• _Task requirements_:
Search the records that follow and extract every line containing the string "Benchmark".

• _Records for this task_:
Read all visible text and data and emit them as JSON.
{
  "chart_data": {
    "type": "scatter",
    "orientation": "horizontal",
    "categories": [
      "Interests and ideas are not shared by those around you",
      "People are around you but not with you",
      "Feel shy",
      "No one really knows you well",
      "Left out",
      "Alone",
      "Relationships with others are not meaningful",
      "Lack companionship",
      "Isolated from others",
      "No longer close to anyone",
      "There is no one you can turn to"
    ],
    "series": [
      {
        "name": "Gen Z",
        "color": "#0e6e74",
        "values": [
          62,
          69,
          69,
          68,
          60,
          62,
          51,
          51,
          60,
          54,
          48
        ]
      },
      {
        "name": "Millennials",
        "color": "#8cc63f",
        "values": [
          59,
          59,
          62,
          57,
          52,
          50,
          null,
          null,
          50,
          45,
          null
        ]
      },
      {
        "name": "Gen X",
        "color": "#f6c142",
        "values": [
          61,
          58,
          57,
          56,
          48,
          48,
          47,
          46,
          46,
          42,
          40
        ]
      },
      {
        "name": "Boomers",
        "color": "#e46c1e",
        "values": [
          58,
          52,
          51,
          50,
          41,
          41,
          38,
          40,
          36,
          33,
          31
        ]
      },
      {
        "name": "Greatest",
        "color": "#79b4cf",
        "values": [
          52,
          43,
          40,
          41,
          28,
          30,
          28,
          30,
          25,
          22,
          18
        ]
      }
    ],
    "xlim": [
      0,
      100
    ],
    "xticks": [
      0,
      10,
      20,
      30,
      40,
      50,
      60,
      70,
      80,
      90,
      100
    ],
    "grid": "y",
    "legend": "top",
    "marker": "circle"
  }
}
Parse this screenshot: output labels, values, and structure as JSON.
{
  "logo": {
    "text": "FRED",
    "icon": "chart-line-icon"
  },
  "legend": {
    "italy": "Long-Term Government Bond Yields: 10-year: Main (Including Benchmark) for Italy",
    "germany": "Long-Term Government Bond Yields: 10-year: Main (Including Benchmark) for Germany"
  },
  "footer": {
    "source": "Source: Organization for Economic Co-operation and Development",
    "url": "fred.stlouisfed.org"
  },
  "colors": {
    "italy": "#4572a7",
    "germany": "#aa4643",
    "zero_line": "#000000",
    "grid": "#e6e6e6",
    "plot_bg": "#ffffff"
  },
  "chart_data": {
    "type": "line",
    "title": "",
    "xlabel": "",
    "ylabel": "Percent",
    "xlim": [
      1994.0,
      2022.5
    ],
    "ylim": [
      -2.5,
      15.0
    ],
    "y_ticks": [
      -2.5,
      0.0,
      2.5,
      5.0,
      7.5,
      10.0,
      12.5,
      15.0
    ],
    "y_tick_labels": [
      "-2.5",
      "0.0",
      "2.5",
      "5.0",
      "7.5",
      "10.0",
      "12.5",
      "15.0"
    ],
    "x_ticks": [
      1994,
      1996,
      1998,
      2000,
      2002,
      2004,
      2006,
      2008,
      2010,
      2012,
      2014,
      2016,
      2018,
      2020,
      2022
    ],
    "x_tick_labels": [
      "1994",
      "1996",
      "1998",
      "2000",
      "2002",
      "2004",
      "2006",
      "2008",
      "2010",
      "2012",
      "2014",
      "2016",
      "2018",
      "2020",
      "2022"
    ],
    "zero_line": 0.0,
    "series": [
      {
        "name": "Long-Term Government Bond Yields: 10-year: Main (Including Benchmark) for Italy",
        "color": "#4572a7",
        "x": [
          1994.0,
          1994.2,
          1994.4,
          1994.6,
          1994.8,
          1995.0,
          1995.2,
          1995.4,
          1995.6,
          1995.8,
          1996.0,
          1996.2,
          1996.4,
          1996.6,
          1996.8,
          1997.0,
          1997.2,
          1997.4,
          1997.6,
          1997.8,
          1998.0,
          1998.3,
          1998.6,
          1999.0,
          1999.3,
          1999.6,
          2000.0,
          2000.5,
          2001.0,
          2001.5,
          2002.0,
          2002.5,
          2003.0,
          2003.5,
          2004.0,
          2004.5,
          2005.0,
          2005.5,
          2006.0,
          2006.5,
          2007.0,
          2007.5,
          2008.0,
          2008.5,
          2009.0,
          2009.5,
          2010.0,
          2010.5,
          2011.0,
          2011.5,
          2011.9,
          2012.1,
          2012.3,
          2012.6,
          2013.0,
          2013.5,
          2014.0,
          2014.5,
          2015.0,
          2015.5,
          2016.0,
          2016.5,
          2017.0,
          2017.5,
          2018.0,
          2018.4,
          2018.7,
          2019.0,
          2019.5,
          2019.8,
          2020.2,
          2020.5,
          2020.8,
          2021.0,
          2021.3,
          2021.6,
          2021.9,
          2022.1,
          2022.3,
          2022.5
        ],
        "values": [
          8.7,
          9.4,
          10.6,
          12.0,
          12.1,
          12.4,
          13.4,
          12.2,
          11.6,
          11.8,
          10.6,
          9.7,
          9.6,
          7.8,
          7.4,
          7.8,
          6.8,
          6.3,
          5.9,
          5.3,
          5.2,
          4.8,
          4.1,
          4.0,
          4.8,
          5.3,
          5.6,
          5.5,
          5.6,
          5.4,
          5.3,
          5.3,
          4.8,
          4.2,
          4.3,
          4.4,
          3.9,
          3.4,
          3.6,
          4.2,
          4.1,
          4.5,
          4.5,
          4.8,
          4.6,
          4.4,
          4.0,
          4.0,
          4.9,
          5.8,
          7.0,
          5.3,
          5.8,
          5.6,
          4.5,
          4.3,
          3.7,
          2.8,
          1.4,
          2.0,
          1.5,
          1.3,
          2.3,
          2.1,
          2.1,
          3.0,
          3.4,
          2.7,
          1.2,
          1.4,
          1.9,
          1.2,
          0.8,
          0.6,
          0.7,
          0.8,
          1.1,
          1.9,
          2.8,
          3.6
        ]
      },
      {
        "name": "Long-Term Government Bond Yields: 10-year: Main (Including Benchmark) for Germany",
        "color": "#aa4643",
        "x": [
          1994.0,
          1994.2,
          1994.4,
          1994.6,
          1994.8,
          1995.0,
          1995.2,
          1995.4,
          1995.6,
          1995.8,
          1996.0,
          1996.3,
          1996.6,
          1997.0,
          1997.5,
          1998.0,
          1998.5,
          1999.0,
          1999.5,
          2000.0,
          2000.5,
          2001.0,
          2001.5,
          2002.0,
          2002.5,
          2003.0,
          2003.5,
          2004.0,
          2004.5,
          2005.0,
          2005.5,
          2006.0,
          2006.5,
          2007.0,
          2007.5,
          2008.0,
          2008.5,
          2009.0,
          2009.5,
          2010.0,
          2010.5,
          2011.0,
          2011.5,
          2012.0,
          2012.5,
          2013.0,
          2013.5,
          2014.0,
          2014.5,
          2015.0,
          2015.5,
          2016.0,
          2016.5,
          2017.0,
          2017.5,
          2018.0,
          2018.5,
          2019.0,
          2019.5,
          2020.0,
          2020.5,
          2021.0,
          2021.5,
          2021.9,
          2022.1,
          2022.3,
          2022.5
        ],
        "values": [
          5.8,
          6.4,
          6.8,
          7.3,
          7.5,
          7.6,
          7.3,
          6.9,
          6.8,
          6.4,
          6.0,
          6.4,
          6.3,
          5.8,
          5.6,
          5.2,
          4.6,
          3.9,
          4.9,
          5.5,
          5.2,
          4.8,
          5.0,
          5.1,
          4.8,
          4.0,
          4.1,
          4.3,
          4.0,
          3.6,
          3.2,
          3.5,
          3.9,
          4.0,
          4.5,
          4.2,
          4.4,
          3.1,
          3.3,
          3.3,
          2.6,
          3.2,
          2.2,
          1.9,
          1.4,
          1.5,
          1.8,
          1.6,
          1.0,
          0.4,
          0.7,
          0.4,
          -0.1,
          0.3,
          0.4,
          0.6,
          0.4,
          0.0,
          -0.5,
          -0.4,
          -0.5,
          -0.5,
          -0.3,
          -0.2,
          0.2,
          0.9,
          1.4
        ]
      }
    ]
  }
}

• _Response for this exercise_:
    "italy": "Long-Term Government Bond Yields: 10-year: Main (Including Benchmark) for Italy",
    "germany": "Long-Term Government Bond Yields: 10-year: Main (Including Benchmark) for Germany"
        "name": "Long-Term Government Bond Yields: 10-year: Main (Including Benchmark) for Italy",
        "name": "Long-Term Government Bond Yields: 10-year: Main (Including Benchmark) for Germany",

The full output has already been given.